** Stated problem **
Repeat the material below exactly, with no pictures.

* START Given records *

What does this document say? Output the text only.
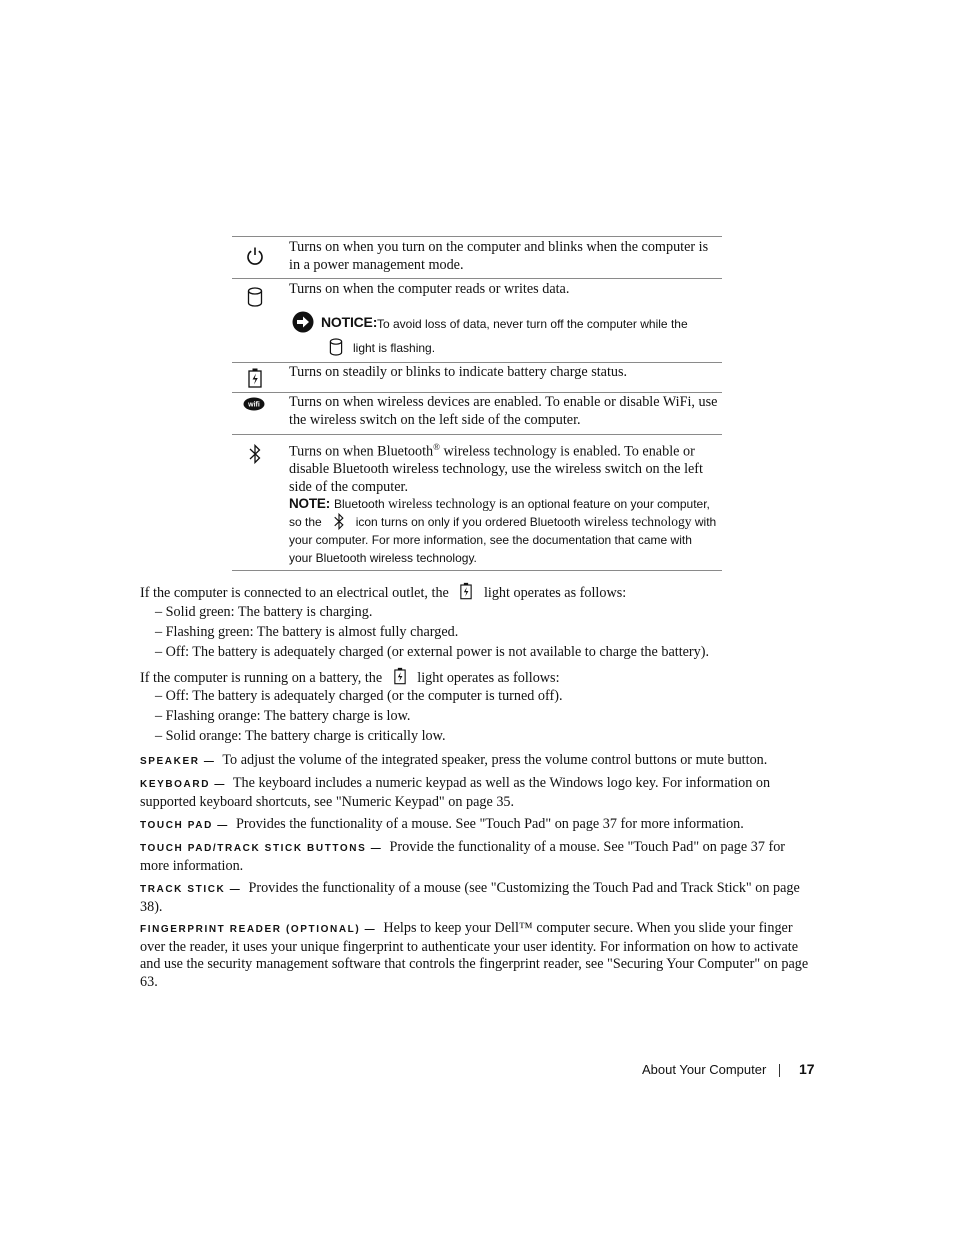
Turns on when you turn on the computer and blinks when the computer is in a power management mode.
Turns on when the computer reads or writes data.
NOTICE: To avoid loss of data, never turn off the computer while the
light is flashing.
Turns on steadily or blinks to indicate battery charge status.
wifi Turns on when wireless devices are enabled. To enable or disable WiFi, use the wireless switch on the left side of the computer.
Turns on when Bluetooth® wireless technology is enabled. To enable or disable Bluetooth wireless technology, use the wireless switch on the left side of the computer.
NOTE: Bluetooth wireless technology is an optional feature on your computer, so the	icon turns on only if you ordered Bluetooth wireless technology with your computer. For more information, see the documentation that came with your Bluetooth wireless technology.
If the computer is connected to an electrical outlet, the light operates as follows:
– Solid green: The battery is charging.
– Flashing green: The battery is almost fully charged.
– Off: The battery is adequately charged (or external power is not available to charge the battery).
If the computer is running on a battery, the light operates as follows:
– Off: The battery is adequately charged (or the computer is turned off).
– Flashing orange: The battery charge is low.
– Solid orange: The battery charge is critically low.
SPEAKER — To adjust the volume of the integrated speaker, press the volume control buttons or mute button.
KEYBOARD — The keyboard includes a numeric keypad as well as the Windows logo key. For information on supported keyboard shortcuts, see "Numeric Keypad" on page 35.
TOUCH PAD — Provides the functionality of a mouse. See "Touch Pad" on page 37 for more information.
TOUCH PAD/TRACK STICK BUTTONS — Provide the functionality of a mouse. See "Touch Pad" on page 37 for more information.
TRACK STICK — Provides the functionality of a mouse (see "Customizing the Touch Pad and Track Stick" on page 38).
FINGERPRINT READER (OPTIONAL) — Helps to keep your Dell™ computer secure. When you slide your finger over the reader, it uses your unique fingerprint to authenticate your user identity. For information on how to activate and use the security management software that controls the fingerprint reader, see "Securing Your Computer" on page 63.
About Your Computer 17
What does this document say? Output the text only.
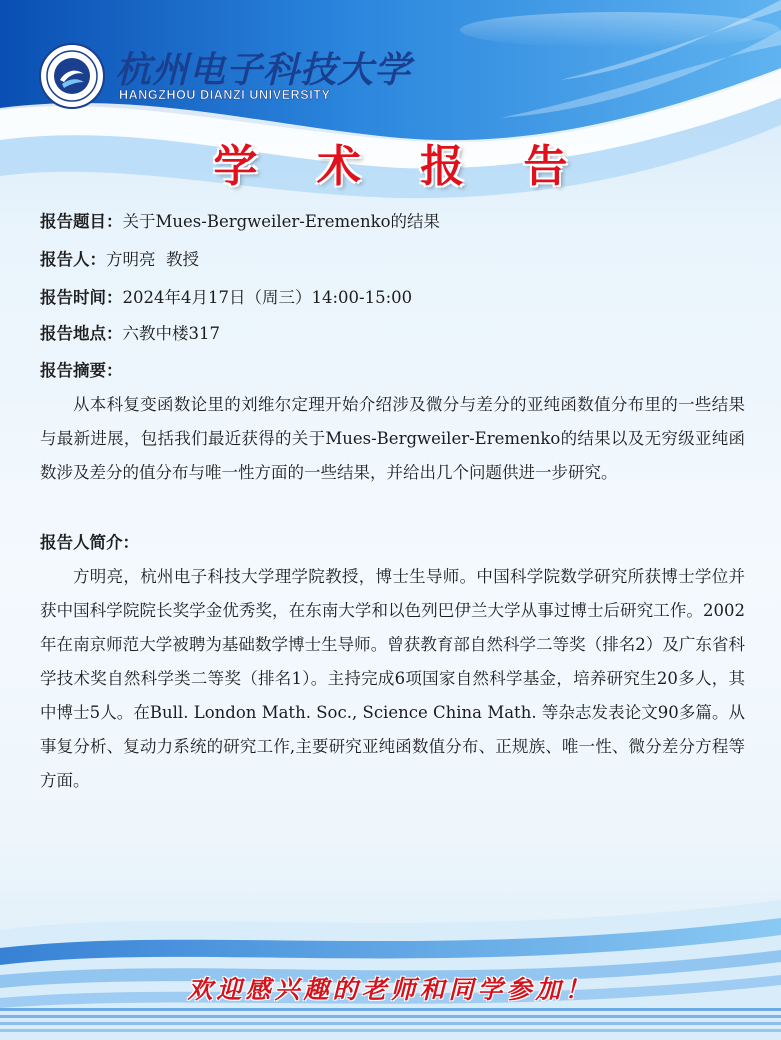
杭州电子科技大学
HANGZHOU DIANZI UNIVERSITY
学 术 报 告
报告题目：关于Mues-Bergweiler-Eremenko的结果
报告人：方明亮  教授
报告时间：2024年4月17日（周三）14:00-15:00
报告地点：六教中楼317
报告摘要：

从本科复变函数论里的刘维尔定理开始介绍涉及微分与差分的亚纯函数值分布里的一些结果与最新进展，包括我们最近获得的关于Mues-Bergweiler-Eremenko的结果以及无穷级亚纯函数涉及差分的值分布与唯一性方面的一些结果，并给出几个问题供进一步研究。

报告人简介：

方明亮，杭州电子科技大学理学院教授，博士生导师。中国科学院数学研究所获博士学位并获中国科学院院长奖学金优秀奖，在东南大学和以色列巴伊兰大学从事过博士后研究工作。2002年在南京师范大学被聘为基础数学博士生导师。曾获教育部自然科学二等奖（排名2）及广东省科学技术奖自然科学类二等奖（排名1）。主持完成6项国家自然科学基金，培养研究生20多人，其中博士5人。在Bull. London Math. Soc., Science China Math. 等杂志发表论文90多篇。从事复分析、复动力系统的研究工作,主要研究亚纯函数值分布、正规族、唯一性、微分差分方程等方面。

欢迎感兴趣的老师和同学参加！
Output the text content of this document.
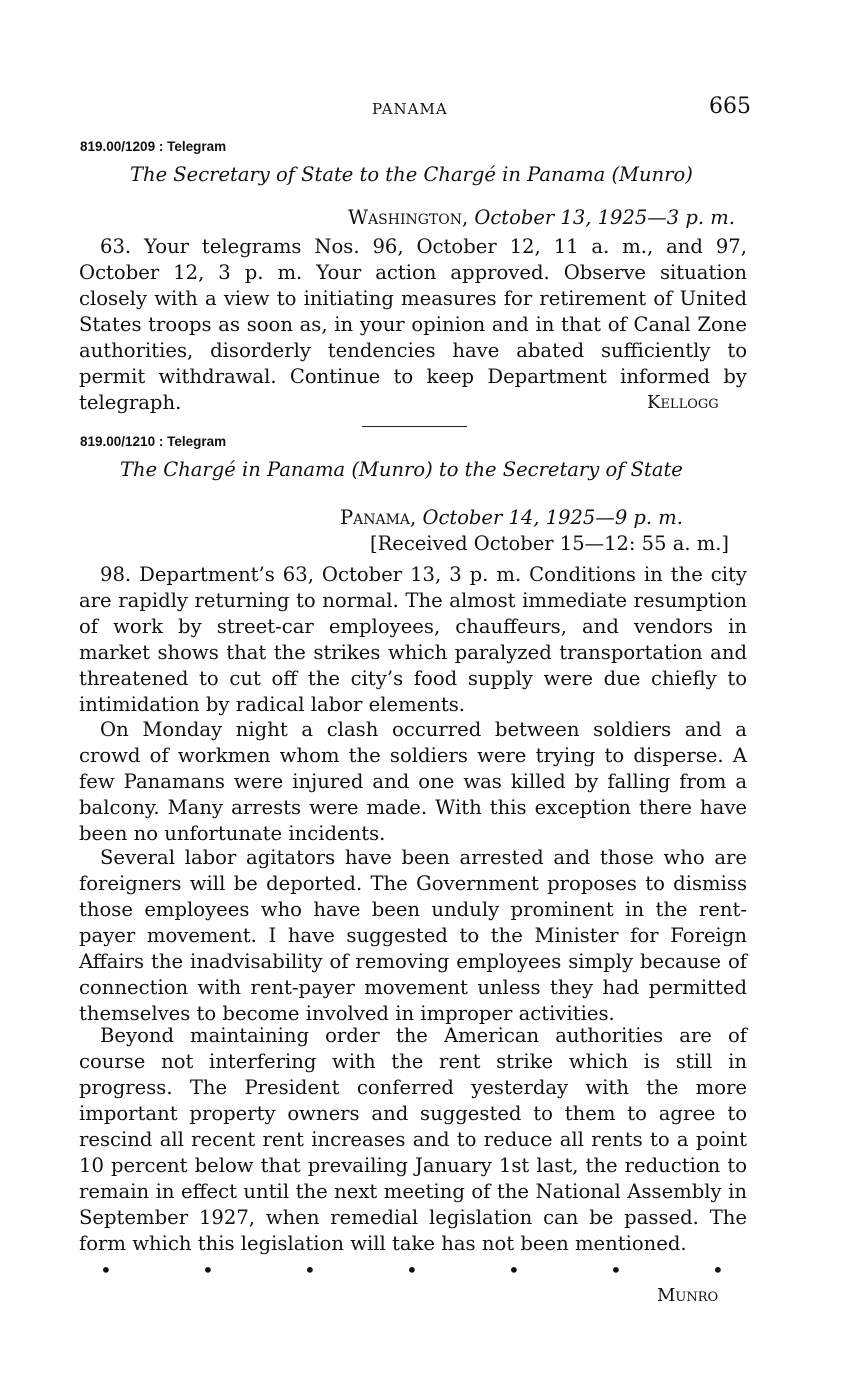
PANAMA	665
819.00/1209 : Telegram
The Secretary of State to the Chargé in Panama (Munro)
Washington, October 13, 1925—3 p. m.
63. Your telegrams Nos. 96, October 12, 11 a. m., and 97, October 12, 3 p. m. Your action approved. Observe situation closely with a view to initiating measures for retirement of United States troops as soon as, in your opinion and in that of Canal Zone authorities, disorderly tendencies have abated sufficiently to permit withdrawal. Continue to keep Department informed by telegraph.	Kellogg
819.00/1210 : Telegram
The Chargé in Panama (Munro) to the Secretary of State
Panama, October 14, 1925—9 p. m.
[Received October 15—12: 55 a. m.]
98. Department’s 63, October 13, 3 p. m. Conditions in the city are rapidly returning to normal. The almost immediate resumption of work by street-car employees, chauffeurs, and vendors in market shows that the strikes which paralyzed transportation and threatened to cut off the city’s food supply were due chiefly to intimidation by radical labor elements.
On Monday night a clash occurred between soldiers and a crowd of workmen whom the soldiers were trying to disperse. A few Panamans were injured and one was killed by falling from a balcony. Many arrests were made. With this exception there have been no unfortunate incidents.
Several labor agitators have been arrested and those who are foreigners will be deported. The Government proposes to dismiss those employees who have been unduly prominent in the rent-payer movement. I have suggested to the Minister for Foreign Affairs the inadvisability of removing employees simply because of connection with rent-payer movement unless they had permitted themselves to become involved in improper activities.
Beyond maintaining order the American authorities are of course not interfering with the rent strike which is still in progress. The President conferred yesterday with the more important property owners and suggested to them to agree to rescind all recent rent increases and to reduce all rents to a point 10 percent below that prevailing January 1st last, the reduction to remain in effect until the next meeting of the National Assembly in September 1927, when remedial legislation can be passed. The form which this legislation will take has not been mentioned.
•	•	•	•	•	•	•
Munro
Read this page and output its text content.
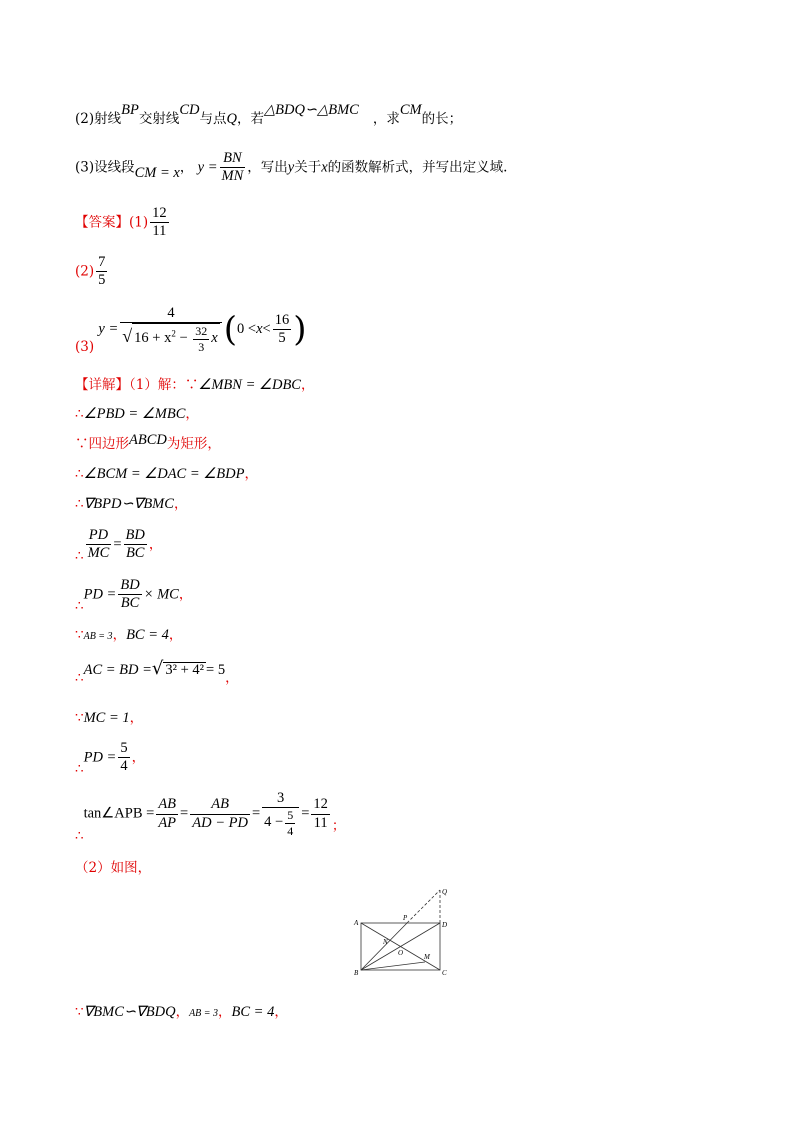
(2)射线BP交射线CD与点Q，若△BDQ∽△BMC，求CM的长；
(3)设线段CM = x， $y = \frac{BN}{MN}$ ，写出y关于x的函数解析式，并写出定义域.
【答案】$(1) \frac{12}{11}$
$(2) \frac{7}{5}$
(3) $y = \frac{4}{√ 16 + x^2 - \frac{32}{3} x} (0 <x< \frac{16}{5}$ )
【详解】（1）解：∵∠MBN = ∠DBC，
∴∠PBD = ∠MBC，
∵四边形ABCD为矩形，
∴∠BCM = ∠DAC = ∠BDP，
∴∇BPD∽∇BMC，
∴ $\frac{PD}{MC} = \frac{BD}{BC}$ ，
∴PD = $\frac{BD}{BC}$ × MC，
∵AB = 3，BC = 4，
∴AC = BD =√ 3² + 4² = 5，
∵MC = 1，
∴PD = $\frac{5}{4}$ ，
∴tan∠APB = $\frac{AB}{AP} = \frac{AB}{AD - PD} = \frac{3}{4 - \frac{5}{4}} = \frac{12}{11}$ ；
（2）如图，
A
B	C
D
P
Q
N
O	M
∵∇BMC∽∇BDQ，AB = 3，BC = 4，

* END Given records *

** Task solution **
What does this document say? Output the text only.
Turns on when you turn on the computer and blinks when the computer is in a power management mode.
Turns on when the computer reads or writes data.
NOTICE: To avoid loss of data, never turn off the computer while the
light is flashing.
Turns on steadily or blinks to indicate battery charge status.
wifi Turns on when wireless devices are enabled. To enable or disable WiFi, use the wireless switch on the left side of the computer.
Turns on when Bluetooth® wireless technology is enabled. To enable or disable Bluetooth wireless technology, use the wireless switch on the left side of the computer.
NOTE: Bluetooth wireless technology is an optional feature on your computer, so the	icon turns on only if you ordered Bluetooth wireless technology with your computer. For more information, see the documentation that came with your Bluetooth wireless technology.
If the computer is connected to an electrical outlet, the light operates as follows:
– Solid green: The battery is charging.
– Flashing green: The battery is almost fully charged.
– Off: The battery is adequately charged (or external power is not available to charge the battery).
If the computer is running on a battery, the light operates as follows:
– Off: The battery is adequately charged (or the computer is turned off).
– Flashing orange: The battery charge is low.
– Solid orange: The battery charge is critically low.
SPEAKER — To adjust the volume of the integrated speaker, press the volume control buttons or mute button.
KEYBOARD — The keyboard includes a numeric keypad as well as the Windows logo key. For information on supported keyboard shortcuts, see "Numeric Keypad" on page 35.
TOUCH PAD — Provides the functionality of a mouse. See "Touch Pad" on page 37 for more information.
TOUCH PAD/TRACK STICK BUTTONS — Provide the functionality of a mouse. See "Touch Pad" on page 37 for more information.
TRACK STICK — Provides the functionality of a mouse (see "Customizing the Touch Pad and Track Stick" on page 38).
FINGERPRINT READER (OPTIONAL) — Helps to keep your Dell™ computer secure. When you slide your finger over the reader, it uses your unique fingerprint to authenticate your user identity. For information on how to activate and use the security management software that controls the fingerprint reader, see "Securing Your Computer" on page 63.
About Your Computer 17
What does this document say? Output the text only.
杭州电子科技大学
HANGZHOU DIANZI UNIVERSITY
学 术 报 告
报告题目：关于Mues-Bergweiler-Eremenko的结果
报告人：方明亮  教授
报告时间：2024年4月17日（周三）14:00-15:00
报告地点：六教中楼317
报告摘要：

从本科复变函数论里的刘维尔定理开始介绍涉及微分与差分的亚纯函数值分布里的一些结果与最新进展，包括我们最近获得的关于Mues-Bergweiler-Eremenko的结果以及无穷级亚纯函数涉及差分的值分布与唯一性方面的一些结果，并给出几个问题供进一步研究。

报告人简介：

方明亮，杭州电子科技大学理学院教授，博士生导师。中国科学院数学研究所获博士学位并获中国科学院院长奖学金优秀奖，在东南大学和以色列巴伊兰大学从事过博士后研究工作。2002年在南京师范大学被聘为基础数学博士生导师。曾获教育部自然科学二等奖（排名2）及广东省科学技术奖自然科学类二等奖（排名1）。主持完成6项国家自然科学基金，培养研究生20多人，其中博士5人。在Bull. London Math. Soc., Science China Math. 等杂志发表论文90多篇。从事复分析、复动力系统的研究工作,主要研究亚纯函数值分布、正规族、唯一性、微分差分方程等方面。

欢迎感兴趣的老师和同学参加！
Output the text content of this document.
PANAMA	665
819.00/1209 : Telegram
The Secretary of State to the Chargé in Panama (Munro)
Washington, October 13, 1925—3 p. m.
63. Your telegrams Nos. 96, October 12, 11 a. m., and 97, October 12, 3 p. m. Your action approved. Observe situation closely with a view to initiating measures for retirement of United States troops as soon as, in your opinion and in that of Canal Zone authorities, disorderly tendencies have abated sufficiently to permit withdrawal. Continue to keep Department informed by telegraph.	Kellogg
819.00/1210 : Telegram
The Chargé in Panama (Munro) to the Secretary of State
Panama, October 14, 1925—9 p. m.
[Received October 15—12: 55 a. m.]
98. Department’s 63, October 13, 3 p. m. Conditions in the city are rapidly returning to normal. The almost immediate resumption of work by street-car employees, chauffeurs, and vendors in market shows that the strikes which paralyzed transportation and threatened to cut off the city’s food supply were due chiefly to intimidation by radical labor elements.
On Monday night a clash occurred between soldiers and a crowd of workmen whom the soldiers were trying to disperse. A few Panamans were injured and one was killed by falling from a balcony. Many arrests were made. With this exception there have been no unfortunate incidents.
Several labor agitators have been arrested and those who are foreigners will be deported. The Government proposes to dismiss those employees who have been unduly prominent in the rent-payer movement. I have suggested to the Minister for Foreign Affairs the inadvisability of removing employees simply because of connection with rent-payer movement unless they had permitted themselves to become involved in improper activities.
Beyond maintaining order the American authorities are of course not interfering with the rent strike which is still in progress. The President conferred yesterday with the more important property owners and suggested to them to agree to rescind all recent rent increases and to reduce all rents to a point 10 percent below that prevailing January 1st last, the reduction to remain in effect until the next meeting of the National Assembly in September 1927, when remedial legislation can be passed. The form which this legislation will take has not been mentioned.
•	•	•	•	•	•	•
Munro
Read this page and output its text content.
(2)射线BP交射线CD与点Q，若△BDQ∽△BMC，求CM的长；
(3)设线段CM = x， $y = \frac{BN}{MN}$ ，写出y关于x的函数解析式，并写出定义域.
【答案】$(1) \frac{12}{11}$
$(2) \frac{7}{5}$
(3) $y = \frac{4}{√ 16 + x^2 - \frac{32}{3} x} (0 <x< \frac{16}{5}$ )
【详解】（1）解：∵∠MBN = ∠DBC，
∴∠PBD = ∠MBC，
∵四边形ABCD为矩形，
∴∠BCM = ∠DAC = ∠BDP，
∴∇BPD∽∇BMC，
∴ $\frac{PD}{MC} = \frac{BD}{BC}$ ，
∴PD = $\frac{BD}{BC}$ × MC，
∵AB = 3，BC = 4，
∴AC = BD =√ 3² + 4² = 5，
∵MC = 1，
∴PD = $\frac{5}{4}$ ，
∴tan∠APB = $\frac{AB}{AP} = \frac{AB}{AD - PD} = \frac{3}{4 - \frac{5}{4}} = \frac{12}{11}$ ；
（2）如图，
A
B	C
D
P
Q
N
O	M
∵∇BMC∽∇BDQ，AB = 3，BC = 4，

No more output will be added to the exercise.